• [Written instruction] Copy each line holding the string "bottom".

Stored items
------------------------------------------------------------------------

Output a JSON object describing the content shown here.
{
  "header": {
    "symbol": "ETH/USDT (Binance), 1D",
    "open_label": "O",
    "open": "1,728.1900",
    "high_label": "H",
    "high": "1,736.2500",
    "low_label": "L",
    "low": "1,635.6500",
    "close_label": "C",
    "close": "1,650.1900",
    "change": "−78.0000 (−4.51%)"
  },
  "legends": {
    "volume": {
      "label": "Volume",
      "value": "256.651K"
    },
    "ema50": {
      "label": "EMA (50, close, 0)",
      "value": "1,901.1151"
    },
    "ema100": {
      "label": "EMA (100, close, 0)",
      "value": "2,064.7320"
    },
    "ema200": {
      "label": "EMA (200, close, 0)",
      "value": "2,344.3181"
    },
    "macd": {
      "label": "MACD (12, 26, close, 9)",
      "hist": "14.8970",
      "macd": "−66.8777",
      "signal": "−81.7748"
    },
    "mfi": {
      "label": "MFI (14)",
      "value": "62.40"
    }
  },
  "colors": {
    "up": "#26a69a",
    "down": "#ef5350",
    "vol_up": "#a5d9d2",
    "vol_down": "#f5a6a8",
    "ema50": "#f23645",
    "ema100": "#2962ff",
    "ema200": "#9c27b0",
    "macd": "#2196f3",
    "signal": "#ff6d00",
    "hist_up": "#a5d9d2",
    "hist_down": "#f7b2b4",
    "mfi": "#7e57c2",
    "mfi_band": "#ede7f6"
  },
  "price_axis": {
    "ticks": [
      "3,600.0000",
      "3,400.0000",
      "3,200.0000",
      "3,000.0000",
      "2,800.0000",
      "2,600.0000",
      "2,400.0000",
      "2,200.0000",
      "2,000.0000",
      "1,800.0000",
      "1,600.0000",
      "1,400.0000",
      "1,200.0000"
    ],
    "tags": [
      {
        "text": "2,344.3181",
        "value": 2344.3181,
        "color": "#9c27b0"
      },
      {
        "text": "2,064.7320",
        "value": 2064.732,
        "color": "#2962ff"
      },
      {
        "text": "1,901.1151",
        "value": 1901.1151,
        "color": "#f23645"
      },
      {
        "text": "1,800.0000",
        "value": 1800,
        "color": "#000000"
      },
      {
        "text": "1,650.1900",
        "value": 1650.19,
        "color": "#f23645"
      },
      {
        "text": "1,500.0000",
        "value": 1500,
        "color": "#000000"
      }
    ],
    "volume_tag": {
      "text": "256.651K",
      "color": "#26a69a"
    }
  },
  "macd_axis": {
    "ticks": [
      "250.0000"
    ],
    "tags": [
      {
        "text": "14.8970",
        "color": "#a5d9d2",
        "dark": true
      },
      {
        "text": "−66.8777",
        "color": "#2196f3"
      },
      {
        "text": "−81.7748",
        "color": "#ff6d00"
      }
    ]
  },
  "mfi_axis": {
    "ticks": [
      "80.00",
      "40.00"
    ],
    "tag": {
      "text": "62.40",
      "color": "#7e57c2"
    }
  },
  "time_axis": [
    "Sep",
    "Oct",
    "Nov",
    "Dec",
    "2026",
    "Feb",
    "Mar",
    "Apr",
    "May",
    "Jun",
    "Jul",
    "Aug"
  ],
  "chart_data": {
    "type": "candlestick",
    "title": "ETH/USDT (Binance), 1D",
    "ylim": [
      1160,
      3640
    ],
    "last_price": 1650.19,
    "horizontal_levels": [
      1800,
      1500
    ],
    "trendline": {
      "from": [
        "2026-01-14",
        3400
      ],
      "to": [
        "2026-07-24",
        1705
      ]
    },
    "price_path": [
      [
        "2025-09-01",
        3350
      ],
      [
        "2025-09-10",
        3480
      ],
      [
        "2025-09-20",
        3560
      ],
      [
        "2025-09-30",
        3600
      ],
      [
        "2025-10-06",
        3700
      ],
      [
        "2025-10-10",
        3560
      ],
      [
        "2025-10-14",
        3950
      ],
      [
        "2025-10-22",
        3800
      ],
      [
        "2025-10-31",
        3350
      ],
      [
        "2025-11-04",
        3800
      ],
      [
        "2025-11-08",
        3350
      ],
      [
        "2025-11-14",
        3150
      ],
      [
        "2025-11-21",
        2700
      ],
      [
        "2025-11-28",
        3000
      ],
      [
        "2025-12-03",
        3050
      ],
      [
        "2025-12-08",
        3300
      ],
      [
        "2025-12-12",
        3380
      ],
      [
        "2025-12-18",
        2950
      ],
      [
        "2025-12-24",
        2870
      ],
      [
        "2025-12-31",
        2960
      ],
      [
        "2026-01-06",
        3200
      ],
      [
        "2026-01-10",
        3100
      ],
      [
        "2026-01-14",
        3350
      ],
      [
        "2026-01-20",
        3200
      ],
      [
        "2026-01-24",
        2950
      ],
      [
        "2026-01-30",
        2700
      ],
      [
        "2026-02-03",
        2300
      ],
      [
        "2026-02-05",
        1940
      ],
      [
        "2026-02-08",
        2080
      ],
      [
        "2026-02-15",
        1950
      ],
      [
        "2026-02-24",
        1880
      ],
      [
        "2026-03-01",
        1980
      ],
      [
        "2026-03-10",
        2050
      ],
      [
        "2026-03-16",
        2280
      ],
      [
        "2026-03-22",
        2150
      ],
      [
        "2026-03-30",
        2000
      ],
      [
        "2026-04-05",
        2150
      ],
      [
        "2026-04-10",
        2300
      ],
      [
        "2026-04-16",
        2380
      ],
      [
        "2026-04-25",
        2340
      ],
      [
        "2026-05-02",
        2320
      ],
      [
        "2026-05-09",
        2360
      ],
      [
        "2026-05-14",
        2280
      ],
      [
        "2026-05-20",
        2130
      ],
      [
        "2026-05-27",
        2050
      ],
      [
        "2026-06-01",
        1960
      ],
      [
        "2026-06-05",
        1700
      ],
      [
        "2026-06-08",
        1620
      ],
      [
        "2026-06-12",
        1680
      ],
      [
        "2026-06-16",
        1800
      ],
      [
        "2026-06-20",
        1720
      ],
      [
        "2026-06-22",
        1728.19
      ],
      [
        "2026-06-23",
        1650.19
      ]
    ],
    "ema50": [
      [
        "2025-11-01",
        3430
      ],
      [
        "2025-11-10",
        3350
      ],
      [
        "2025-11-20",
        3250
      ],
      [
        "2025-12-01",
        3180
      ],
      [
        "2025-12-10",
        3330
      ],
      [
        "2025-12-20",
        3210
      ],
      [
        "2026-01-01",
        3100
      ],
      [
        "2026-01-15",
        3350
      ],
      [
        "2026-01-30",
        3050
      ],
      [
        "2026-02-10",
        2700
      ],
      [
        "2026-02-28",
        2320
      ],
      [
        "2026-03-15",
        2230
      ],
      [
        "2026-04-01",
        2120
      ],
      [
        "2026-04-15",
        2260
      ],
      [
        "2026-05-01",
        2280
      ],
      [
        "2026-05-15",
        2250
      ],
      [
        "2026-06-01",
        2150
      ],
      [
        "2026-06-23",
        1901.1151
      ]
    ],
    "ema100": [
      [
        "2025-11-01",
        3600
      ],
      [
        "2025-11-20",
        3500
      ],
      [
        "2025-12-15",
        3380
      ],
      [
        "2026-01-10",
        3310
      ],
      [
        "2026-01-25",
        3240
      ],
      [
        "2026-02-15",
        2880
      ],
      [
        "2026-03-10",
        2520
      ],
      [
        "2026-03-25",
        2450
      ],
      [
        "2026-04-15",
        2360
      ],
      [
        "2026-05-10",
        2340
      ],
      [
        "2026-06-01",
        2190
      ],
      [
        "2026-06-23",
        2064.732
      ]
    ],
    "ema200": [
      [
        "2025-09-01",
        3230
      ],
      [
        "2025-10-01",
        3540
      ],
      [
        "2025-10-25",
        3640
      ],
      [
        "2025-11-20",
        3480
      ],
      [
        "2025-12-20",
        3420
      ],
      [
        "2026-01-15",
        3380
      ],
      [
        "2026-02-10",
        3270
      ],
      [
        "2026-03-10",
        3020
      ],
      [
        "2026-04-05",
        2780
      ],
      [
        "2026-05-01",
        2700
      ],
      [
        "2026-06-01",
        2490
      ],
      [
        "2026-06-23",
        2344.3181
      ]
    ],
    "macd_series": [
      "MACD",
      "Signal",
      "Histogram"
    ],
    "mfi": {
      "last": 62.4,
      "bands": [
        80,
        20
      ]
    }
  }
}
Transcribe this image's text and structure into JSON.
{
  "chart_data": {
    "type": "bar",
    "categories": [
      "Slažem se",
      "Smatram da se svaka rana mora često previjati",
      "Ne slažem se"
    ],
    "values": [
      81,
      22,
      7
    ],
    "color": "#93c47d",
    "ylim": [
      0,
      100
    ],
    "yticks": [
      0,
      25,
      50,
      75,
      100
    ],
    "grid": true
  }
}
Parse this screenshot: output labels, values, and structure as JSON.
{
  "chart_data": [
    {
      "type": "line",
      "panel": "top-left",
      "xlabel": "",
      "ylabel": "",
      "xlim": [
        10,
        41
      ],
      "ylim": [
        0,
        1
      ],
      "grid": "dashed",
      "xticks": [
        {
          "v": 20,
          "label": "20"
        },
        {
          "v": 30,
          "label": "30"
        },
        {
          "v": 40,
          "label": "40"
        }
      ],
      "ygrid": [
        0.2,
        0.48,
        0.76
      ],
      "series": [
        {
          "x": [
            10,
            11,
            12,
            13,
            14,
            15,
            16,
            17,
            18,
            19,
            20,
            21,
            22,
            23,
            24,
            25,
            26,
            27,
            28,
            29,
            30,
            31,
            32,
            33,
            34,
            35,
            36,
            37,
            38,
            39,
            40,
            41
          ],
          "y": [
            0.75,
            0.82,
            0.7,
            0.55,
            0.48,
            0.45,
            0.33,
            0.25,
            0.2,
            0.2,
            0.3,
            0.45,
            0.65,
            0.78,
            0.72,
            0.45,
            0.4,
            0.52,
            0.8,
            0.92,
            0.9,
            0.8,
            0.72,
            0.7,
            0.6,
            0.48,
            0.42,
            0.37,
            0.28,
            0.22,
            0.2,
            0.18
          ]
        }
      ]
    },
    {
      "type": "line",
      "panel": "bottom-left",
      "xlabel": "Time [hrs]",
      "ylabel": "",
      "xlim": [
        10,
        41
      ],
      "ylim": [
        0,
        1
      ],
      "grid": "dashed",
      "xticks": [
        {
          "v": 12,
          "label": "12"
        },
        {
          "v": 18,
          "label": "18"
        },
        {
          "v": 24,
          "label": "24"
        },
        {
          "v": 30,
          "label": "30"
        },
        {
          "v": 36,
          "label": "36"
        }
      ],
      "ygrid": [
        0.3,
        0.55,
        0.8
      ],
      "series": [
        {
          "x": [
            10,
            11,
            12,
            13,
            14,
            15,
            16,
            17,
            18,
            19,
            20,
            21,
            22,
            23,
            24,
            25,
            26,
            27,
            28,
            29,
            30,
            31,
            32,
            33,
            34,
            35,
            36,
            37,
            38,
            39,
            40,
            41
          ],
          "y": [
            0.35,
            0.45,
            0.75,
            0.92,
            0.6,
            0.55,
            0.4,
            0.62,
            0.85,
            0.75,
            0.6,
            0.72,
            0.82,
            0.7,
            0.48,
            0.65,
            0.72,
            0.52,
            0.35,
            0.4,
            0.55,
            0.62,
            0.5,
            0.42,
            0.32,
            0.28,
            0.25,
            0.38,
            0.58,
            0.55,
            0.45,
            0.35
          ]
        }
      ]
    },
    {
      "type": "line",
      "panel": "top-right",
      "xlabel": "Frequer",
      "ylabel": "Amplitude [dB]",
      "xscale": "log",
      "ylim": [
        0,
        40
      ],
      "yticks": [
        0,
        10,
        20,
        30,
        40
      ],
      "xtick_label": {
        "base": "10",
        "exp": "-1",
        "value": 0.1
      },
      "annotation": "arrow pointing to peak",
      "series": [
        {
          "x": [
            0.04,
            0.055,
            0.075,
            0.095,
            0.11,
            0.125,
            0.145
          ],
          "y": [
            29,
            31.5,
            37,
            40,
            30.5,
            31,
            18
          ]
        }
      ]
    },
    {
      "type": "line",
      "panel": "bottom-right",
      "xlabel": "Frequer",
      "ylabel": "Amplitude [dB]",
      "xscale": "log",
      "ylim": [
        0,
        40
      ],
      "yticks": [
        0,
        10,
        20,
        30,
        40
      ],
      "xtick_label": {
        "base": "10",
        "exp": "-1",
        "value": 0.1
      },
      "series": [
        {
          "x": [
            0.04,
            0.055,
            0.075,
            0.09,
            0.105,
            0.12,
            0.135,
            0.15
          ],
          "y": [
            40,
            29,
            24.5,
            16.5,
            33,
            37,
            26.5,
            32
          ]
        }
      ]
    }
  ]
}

------------------------------------------------------------------------

• [Answer below]
      "panel": "bottom-left",
      "panel": "bottom-right",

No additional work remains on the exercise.